**What you are asked to do**
Count every line that has "Start" in it and give the total, nothing more.

**Information provided**
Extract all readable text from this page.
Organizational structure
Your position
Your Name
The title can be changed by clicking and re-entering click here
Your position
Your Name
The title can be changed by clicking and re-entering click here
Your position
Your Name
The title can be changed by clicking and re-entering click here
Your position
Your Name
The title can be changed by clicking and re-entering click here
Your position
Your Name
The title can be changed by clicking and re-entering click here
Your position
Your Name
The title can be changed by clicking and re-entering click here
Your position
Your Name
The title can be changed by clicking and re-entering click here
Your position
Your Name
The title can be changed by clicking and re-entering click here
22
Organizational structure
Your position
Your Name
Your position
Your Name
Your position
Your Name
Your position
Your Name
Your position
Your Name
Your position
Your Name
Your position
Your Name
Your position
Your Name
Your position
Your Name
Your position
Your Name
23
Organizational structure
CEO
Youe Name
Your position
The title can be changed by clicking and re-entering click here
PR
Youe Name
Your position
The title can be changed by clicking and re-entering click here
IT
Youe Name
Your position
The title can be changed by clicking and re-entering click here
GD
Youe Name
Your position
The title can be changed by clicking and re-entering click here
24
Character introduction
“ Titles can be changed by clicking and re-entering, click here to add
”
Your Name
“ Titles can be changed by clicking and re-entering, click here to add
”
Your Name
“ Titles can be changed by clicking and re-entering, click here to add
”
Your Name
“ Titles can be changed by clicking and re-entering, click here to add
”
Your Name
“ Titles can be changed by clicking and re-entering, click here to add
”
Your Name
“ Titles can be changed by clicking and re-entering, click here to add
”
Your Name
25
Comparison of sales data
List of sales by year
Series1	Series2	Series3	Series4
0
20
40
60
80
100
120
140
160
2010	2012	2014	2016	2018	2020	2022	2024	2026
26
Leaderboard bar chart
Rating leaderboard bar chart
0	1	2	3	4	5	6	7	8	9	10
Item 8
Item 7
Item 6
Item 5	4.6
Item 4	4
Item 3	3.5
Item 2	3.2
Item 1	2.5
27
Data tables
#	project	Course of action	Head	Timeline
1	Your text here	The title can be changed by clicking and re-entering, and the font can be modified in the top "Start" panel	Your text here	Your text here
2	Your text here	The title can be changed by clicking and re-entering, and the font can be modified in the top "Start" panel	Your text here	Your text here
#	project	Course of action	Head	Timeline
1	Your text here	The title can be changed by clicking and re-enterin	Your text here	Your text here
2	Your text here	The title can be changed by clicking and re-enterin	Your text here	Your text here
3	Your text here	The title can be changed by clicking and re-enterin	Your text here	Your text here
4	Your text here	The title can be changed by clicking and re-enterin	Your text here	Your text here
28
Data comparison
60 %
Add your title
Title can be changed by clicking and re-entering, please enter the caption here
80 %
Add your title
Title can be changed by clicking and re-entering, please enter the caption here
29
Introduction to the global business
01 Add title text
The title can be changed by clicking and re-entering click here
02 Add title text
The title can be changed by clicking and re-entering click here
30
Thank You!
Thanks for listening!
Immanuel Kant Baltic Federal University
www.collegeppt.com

**Answer to this task**
2